RECORDS FOR THE TASK ->
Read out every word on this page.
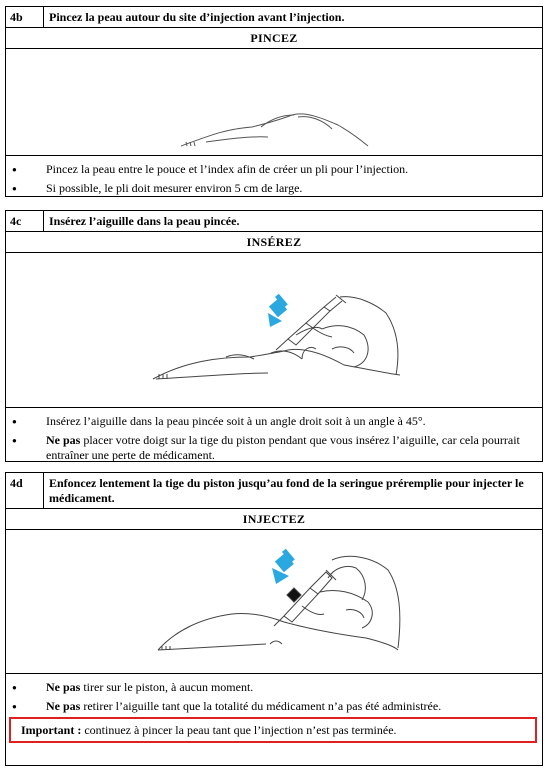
4b	Pincez la peau autour du site d’injection avant l’injection.
PINCEZ
● Pincez la peau entre le pouce et l’index afin de créer un pli pour l’injection.
● Si possible, le pli doit mesurer environ 5 cm de large.
4c	Insérez l’aiguille dans la peau pincée.
INSÉREZ
● Insérez l’aiguille dans la peau pincée soit à un angle droit soit à un angle à 45°.
● Ne pas placer votre doigt sur la tige du piston pendant que vous insérez l’aiguille, car cela pourrait entraîner une perte de médicament.
4d	Enfoncez lentement la tige du piston jusqu’au fond de la seringue préremplie pour injecter le médicament.
INJECTEZ
● Ne pas tirer sur le piston, à aucun moment.
● Ne pas retirer l’aiguille tant que la totalité du médicament n’a pas été administrée.
Important : continuez à pincer la peau tant que l’injection n’est pas terminée.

INSTRUCTION -> Set down every record once more, word for word, without pictures.

TASK RESULT ->
Read out every word on this page.
4b	Pincez la peau autour du site d’injection avant l’injection.
PINCEZ
● Pincez la peau entre le pouce et l’index afin de créer un pli pour l’injection.
● Si possible, le pli doit mesurer environ 5 cm de large.
4c	Insérez l’aiguille dans la peau pincée.
INSÉREZ
● Insérez l’aiguille dans la peau pincée soit à un angle droit soit à un angle à 45°.
● Ne pas placer votre doigt sur la tige du piston pendant que vous insérez l’aiguille, car cela pourrait entraîner une perte de médicament.
4d	Enfoncez lentement la tige du piston jusqu’au fond de la seringue préremplie pour injecter le médicament.
INJECTEZ
● Ne pas tirer sur le piston, à aucun moment.
● Ne pas retirer l’aiguille tant que la totalité du médicament n’a pas été administrée.
Important : continuez à pincer la peau tant que l’injection n’est pas terminée.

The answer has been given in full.